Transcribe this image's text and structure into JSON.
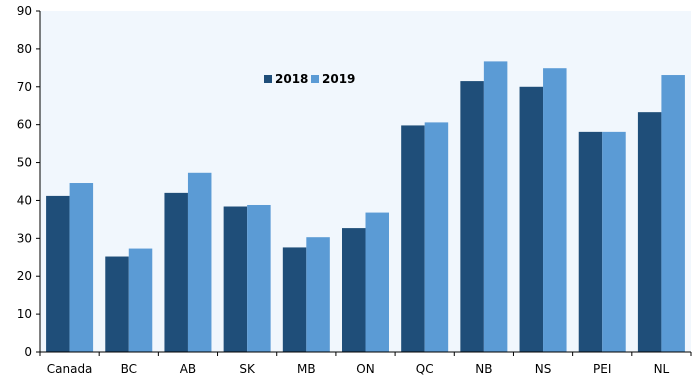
{
  "chart_data": {
    "type": "bar",
    "categories": [
      "Canada",
      "BC",
      "AB",
      "SK",
      "MB",
      "ON",
      "QC",
      "NB",
      "NS",
      "PEI",
      "NL"
    ],
    "series": [
      {
        "name": "2018",
        "color": "#1f4e79",
        "values": [
          41.2,
          25.2,
          42.0,
          38.4,
          27.6,
          32.7,
          59.8,
          71.5,
          70.0,
          58.1,
          63.3
        ]
      },
      {
        "name": "2019",
        "color": "#5b9bd5",
        "values": [
          44.6,
          27.3,
          47.3,
          38.8,
          30.3,
          36.8,
          60.6,
          76.7,
          74.9,
          58.1,
          73.1
        ]
      }
    ],
    "ylim": [
      0,
      90
    ],
    "yticks": [
      0,
      10,
      20,
      30,
      40,
      50,
      60,
      70,
      80,
      90
    ],
    "grid": false,
    "legend": "top-center",
    "plot_background": "#f1f7fd",
    "axis_color": "#000000"
  }
}
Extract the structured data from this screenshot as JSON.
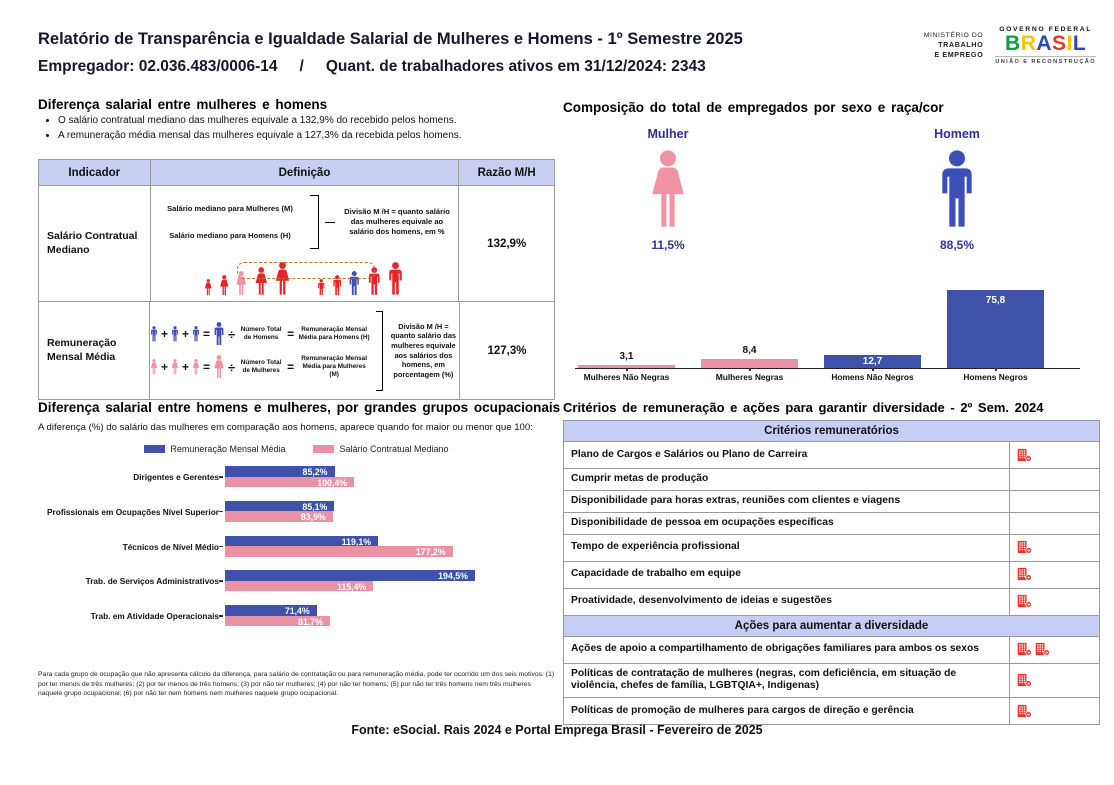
◆ ◆ ◆ ◆ ◆
Task objective
Copy the whole listing above word for word but do not carry over the pictures.

Result of the exercise
Transcribe this image's text and structure into JSON.
{
  "chart_data": {
    "type": "bar",
    "categories": [
      "Canada",
      "BC",
      "AB",
      "SK",
      "MB",
      "ON",
      "QC",
      "NB",
      "NS",
      "PEI",
      "NL"
    ],
    "series": [
      {
        "name": "2018",
        "color": "#1f4e79",
        "values": [
          41.2,
          25.2,
          42.0,
          38.4,
          27.6,
          32.7,
          59.8,
          71.5,
          70.0,
          58.1,
          63.3
        ]
      },
      {
        "name": "2019",
        "color": "#5b9bd5",
        "values": [
          44.6,
          27.3,
          47.3,
          38.8,
          30.3,
          36.8,
          60.6,
          76.7,
          74.9,
          58.1,
          73.1
        ]
      }
    ],
    "ylim": [
      0,
      90
    ],
    "yticks": [
      0,
      10,
      20,
      30,
      40,
      50,
      60,
      70,
      80,
      90
    ],
    "grid": false,
    "legend": "top-center",
    "plot_background": "#f1f7fd",
    "axis_color": "#000000"
  }
}
Extract the structured data from this screenshot as JSON.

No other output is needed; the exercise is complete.